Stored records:
>> Start

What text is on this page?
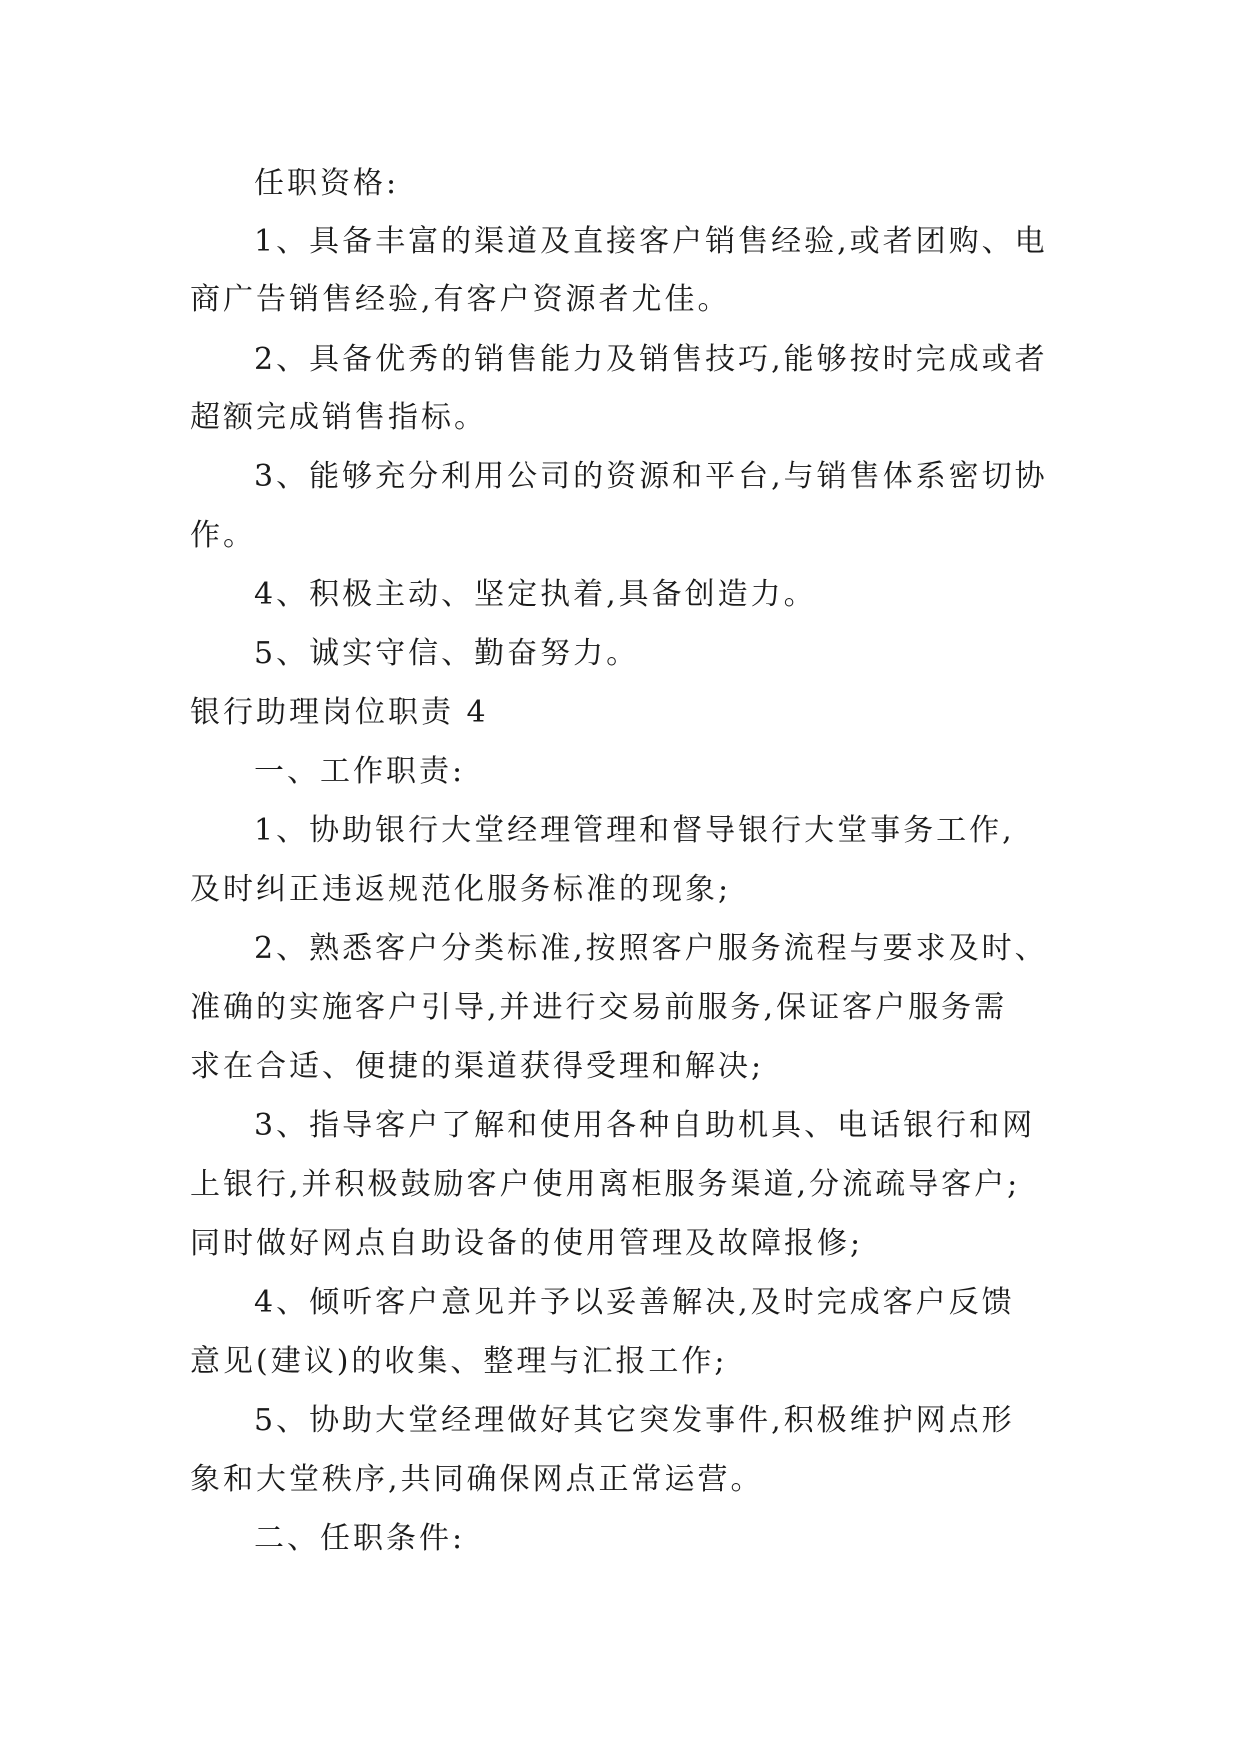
任职资格:
1、具备丰富的渠道及直接客户销售经验,或者团购、电
商广告销售经验,有客户资源者尤佳。
2、具备优秀的销售能力及销售技巧,能够按时完成或者
超额完成销售指标。
3、能够充分利用公司的资源和平台,与销售体系密切协
作。
4、积极主动、坚定执着,具备创造力。
5、诚实守信、勤奋努力。
银行助理岗位职责 4
一、工作职责:
1、协助银行大堂经理管理和督导银行大堂事务工作,
及时纠正违返规范化服务标准的现象;
2、熟悉客户分类标准,按照客户服务流程与要求及时、
准确的实施客户引导,并进行交易前服务,保证客户服务需
求在合适、便捷的渠道获得受理和解决;
3、指导客户了解和使用各种自助机具、电话银行和网
上银行,并积极鼓励客户使用离柜服务渠道,分流疏导客户;
同时做好网点自助设备的使用管理及故障报修;
4、倾听客户意见并予以妥善解决,及时完成客户反馈
意见(建议)的收集、整理与汇报工作;
5、协助大堂经理做好其它突发事件,积极维护网点形
象和大堂秩序,共同确保网点正常运营。
二、任职条件:
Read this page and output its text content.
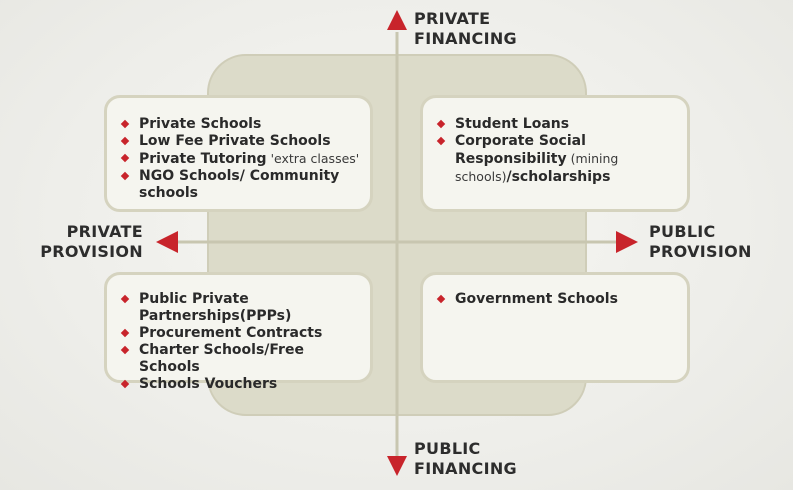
PRIVATE
FINANCING
PUBLIC
FINANCING
PRIVATE
PROVISION
PUBLIC
PROVISION
Private Schools
Low Fee Private Schools
Private Tutoring 'extra classes'
NGO Schools/ Community schools
Student Loans
Corporate Social Responsibility (mining schools)/scholarships
Public Private Partnerships(PPPs)
Procurement Contracts
Charter Schools/Free Schools
Schools Vouchers
Government Schools
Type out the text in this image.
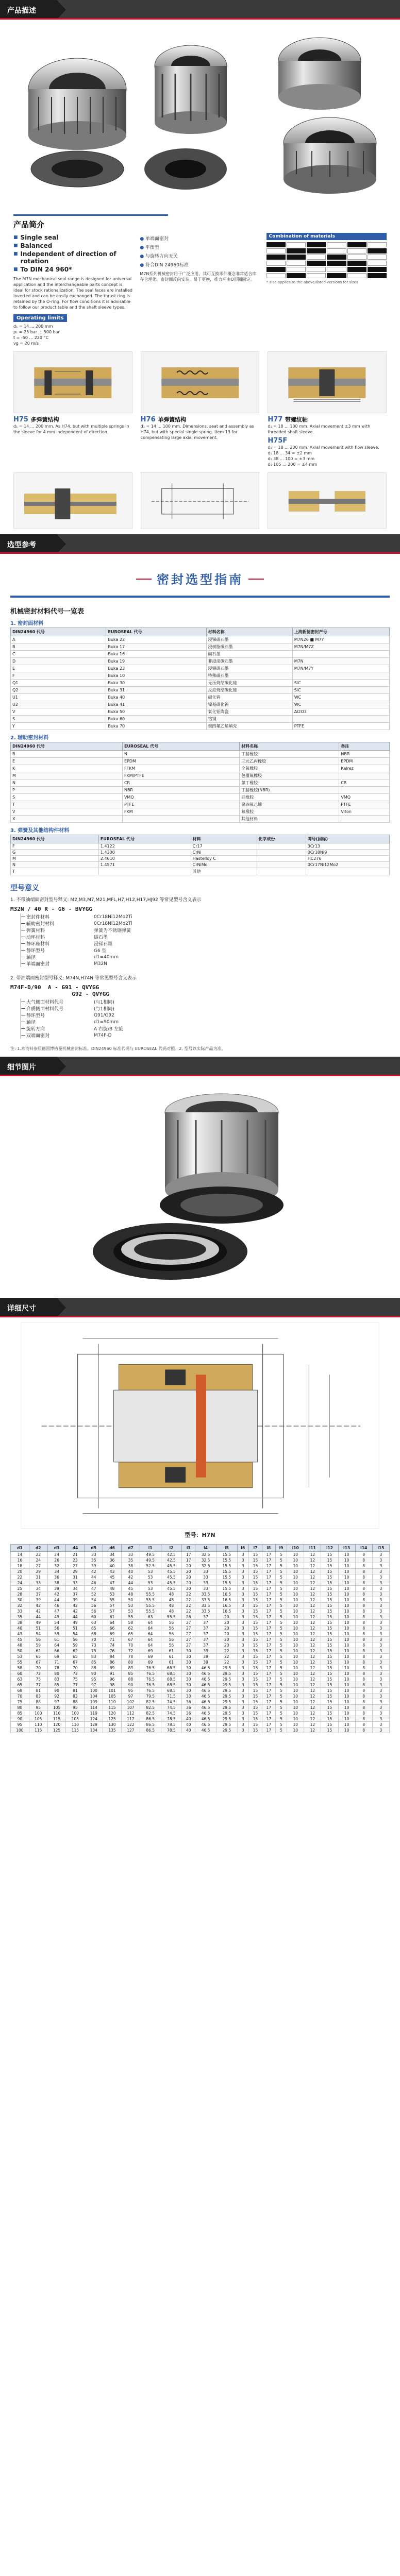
产品描述
产品简介
■ Single seal
■ Balanced
■ Independent of direction of rotation
■ To DIN 24 960*
The M7N mechanical seal range is designed for universal application and the interchangeable parts concept is ideal for stock rationalization. The seal faces are installed inverted and can be easily exchanged. The thrust ring is retained by the O-ring. For flow conditions it is advisable to follow our product table and the shaft sleeve types.
Operating limits
d₁ = 14 ... 200 mm
p₁ = 25 bar ... 500 bar
t = -50 ... 220 °C
vg = 20 m/s
● 单端面密封
● 平衡型
● 与旋转方向无关
● 符合DIN 24960标准
M7N系列机械密封用于广泛应用，其可互换零件概念非常适合库存合理化。密封面反向安装，易于更换，推力环由O形圈固定。
Combination of materials
* also applies to the above/listed versions for sizes
H75 多弹簧结构
d₁ = 14 ... 200 mm. As H74, but with multiple springs in the sleeve for 4 mm independent of direction.
H76 单弹簧结构
d₁ = 14 ... 100 mm. Dimensions, seat and assembly as H74, but with special single spring. Item 13 for compensating large axial movement.
H77 带螺纹轴
d₁ = 18 ... 100 mm. Axial movement ±3 mm with threaded shaft sleeve.
H75F
d₁ = 18 ... 200 mm. Axial movement with flow sleeve.
d₁ 18 ... 34 = ±2 mm
d₁ 38 ... 100 = ±3 mm
d₁ 105 ... 200 = ±4 mm
选型参考
密封选型指南
机械密封材料代号一览表
1. 密封面材料
DIN24960 代号	EUROSEAL 代号	材料名称	上海新德密封产号
A	Buka 22	浸锑碳石墨	M7N26 ■ M7Y
B	Buka 17	浸树脂碳石墨	M7N/M7Z
C	Buka 16	碳石墨	
D	Buka 19	非浸渍碳石墨	M7N
E	Buka 23	浸铜碳石墨	M7N/M7Y
F	Buka 10	特殊碳石墨	
Q1	Buka 30	无压烧结碳化硅	SiC
Q2	Buka 31	反应烧结碳化硅	SiC
U1	Buka 40	碳化钨	WC
U2	Buka 41	镍基碳化钨	WC
V	Buka 50	氧化铝陶瓷	Al2O3
S	Buka 60	铬钢	
Y	Buka 70	聚四氟乙烯填充	PTFE
2. 辅助密封材料
DIN24960 代号	EUROSEAL 代号	材料名称	备注
B	N	丁腈橡胶	NBR
E	EPDM	三元乙丙橡胶	EPDM
K	FFKM	全氟橡胶	Kalrez
M	FKM/PTFE	包覆氟橡胶	
N	CR	氯丁橡胶	CR
P	NBR	丁腈橡胶(NBR)	
S	VMQ	硅橡胶	VMQ
T	PTFE	聚四氟乙烯	PTFE
V	FKM	氟橡胶	Viton
X		其他材料	
3. 弹簧及其他结构件材料
DIN24960 代号	EUROSEAL 代号	材料	化学成份	牌号(国标)
F	1.4122	Cr17		3Cr13
G	1.4300	CrNi		0Cr18Ni9
M	2.4610	Hastelloy C		HC276
N	1.4571	CrNiMo		0Cr17Ni12Mo2
T		其他		
型号意义
1. 不带油端面密封型号释义: M2,M3,M7,M21,MFL,H7,H12,H17,HJ92 等常见型号含义表示
M32N / 40 R - G6 - BVYGG
密封件材料	0Cr18Ni12Mo2Ti
辅助密封材料	0Cr18Ni12Mo2Ti
弹簧材料	弹簧为不锈钢弹簧
动环材料	碳石墨
静环座材料	浸锑石墨
静环型号	G6 型
轴径	d1=40mm
单端面密封	M32N
2. 带油端面密封型号释义: M74N,H74N 等常见型号含义表示
M74F-D/90  A - G91 - QVYGG
G92 - QVYGG
大气侧面材料代号	(与1相同)
介质侧面材料代号	(与1相同)
静环型号	G91/G92
轴径	d1=90mm
旋转方向	A 右旋/B 左旋
双端面密封	M74F-D
注: 1.本资料参照德国博格曼机械密封标准。DIN24960 标准代码与 EUROSEAL 代码对照。2. 型号以实际产品为准。
细节图片
详细尺寸
型号：H7N
d1	d2	d3	d4	d5	d6	d7	l1	l2	l3	l4	l5	l6	l7	l8	l9	l10	l11	l12	l13	l14	l15
14	22	24	21	33	34	33	49.5	42.5	17	32.5	15.5	3	15	17	5	10	12	15	10	8	3
16	24	26	23	35	36	35	49.5	42.5	17	32.5	15.5	3	15	17	5	10	12	15	10	8	3
18	27	32	27	39	40	38	52.5	45.5	20	32.5	15.5	3	15	17	5	10	12	15	10	8	3
20	29	34	29	42	43	40	53	45.5	20	33	15.5	3	15	17	5	10	12	15	10	8	3
22	31	36	31	44	45	42	53	45.5	20	33	15.5	3	15	17	5	10	12	15	10	8	3
24	33	38	33	46	47	44	53	45.5	20	33	15.5	3	15	17	5	10	12	15	10	8	3
25	34	39	34	47	48	45	53	45.5	20	33	15.5	3	15	17	5	10	12	15	10	8	3
28	37	42	37	52	53	48	55.5	48	22	33.5	16.5	3	15	17	5	10	12	15	10	8	3
30	39	44	39	54	55	50	55.5	48	22	33.5	16.5	3	15	17	5	10	12	15	10	8	3
32	42	46	42	56	57	53	55.5	48	22	33.5	16.5	3	15	17	5	10	12	15	10	8	3
33	42	47	42	56	57	53	55.5	48	22	33.5	16.5	3	15	17	5	10	12	15	10	8	3
35	44	49	44	60	61	55	63	55.5	26	37	20	3	15	17	5	10	12	15	10	8	3
38	49	54	49	63	64	58	64	56	27	37	20	3	15	17	5	10	12	15	10	8	3
40	51	56	51	65	66	62	64	56	27	37	20	3	15	17	5	10	12	15	10	8	3
43	54	59	54	68	69	65	64	56	27	37	20	3	15	17	5	10	12	15	10	8	3
45	56	61	56	70	71	67	64	56	27	37	20	3	15	17	5	10	12	15	10	8	3
48	59	64	59	73	74	70	64	56	27	37	20	3	15	17	5	10	12	15	10	8	3
50	62	66	62	75	76	72	69	61	30	39	22	3	15	17	5	10	12	15	10	8	3
53	65	69	65	83	84	78	69	61	30	39	22	3	15	17	5	10	12	15	10	8	3
55	67	71	67	85	86	80	69	61	30	39	22	3	15	17	5	10	12	15	10	8	3
58	70	78	70	88	89	83	76.5	68.5	30	46.5	29.5	3	15	17	5	10	12	15	10	8	3
60	72	80	72	90	91	85	76.5	68.5	30	46.5	29.5	3	15	17	5	10	12	15	10	8	3
63	75	83	75	95	96	88	76.5	68.5	30	46.5	29.5	3	15	17	5	10	12	15	10	8	3
65	77	85	77	97	98	90	76.5	68.5	30	46.5	29.5	3	15	17	5	10	12	15	10	8	3
68	81	90	81	100	101	95	76.5	68.5	30	46.5	29.5	3	15	17	5	10	12	15	10	8	3
70	83	92	83	104	105	97	79.5	71.5	33	46.5	29.5	3	15	17	5	10	12	15	10	8	3
75	88	97	88	109	110	102	82.5	74.5	36	46.5	29.5	3	15	17	5	10	12	15	10	8	3
80	95	105	95	114	115	107	82.5	74.5	36	46.5	29.5	3	15	17	5	10	12	15	10	8	3
85	100	110	100	119	120	112	82.5	74.5	36	46.5	29.5	3	15	17	5	10	12	15	10	8	3
90	105	115	105	124	125	117	86.5	78.5	40	46.5	29.5	3	15	17	5	10	12	15	10	8	3
95	110	120	110	129	130	122	86.5	78.5	40	46.5	29.5	3	15	17	5	10	12	15	10	8	3
100	115	125	115	134	135	127	86.5	78.5	40	46.5	29.5	3	15	17	5	10	12	15	10	8	3
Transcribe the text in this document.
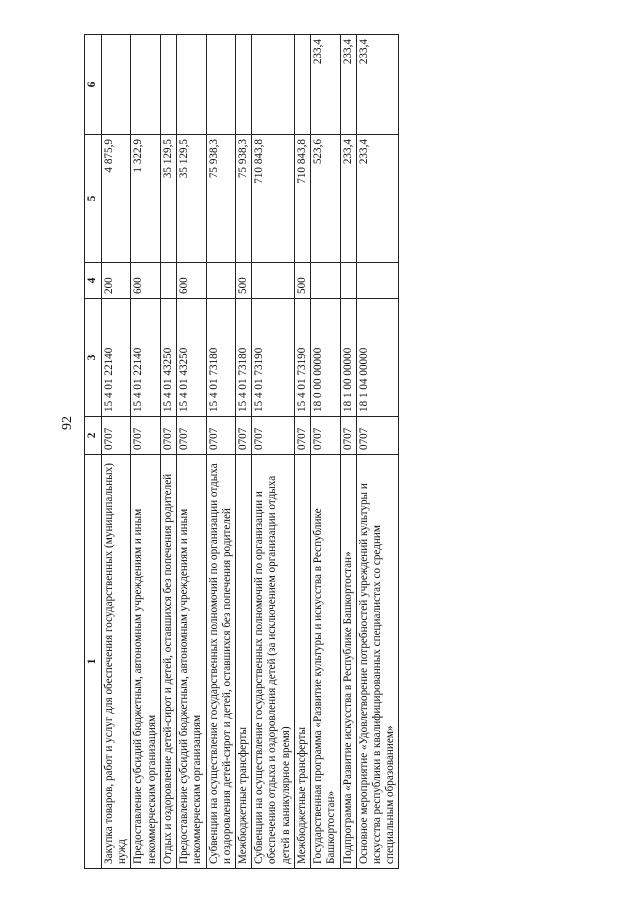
92
1	2	3	4	5	6
Закупка товаров, работ и услуг для обеспечения государственных (муниципальных) нужд	0707	15 4 01 22140	200	4 875,9	
Предоставление субсидий бюджетным, автономным учреждениям и иным некоммерческим организациям	0707	15 4 01 22140	600	1 322,9	
Отдых и оздоровление детей-сирот и детей, оставшихся без попечения родителей	0707	15 4 01 43250		35 129,5	
Предоставление субсидий бюджетным, автономным учреждениям и иным некоммерческим организациям	0707	15 4 01 43250	600	35 129,5	
Субвенции на осуществление государственных полномочий по организации отдыха и оздоровления детей-сирот и детей, оставшихся без попечения родителей	0707	15 4 01 73180		75 938,3	
Межбюджетные трансферты	0707	15 4 01 73180	500	75 938,3	
Субвенции на осуществление государственных полномочий по организации и обеспечению отдыха и оздоровления детей (за исключением организации отдыха детей в каникулярное время)	0707	15 4 01 73190		710 843,8	
Межбюджетные трансферты	0707	15 4 01 73190	500	710 843,8	
Государственная программа «Развитие культуры и искусства в Республике Башкортостан»	0707	18 0 00 00000		523,6	233,4
Подпрограмма «Развитие искусства в Республике Башкортостан»	0707	18 1 00 00000		233,4	233,4
Основное мероприятие «Удовлетворение потребностей учреждений культуры и искусства республики в квалифицированных специалистах со средним специальным образованием»	0707	18 1 04 00000		233,4	233,4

>> End

◆ Set exercise ◆
Only lines with "осуществление" are wanted here; list each of them.

◆ Output below ◆
Субвенции на осуществление государственных полномочий по организации отдыха и оздоровления детей-сирот и детей, оставшихся без попечения родителей	0707	15 4 01 73180		75 938,3	
Субвенции на осуществление государственных полномочий по организации и обеспечению отдыха и оздоровления детей (за исключением организации отдыха детей в каникулярное время)	0707	15 4 01 73190		710 843,8	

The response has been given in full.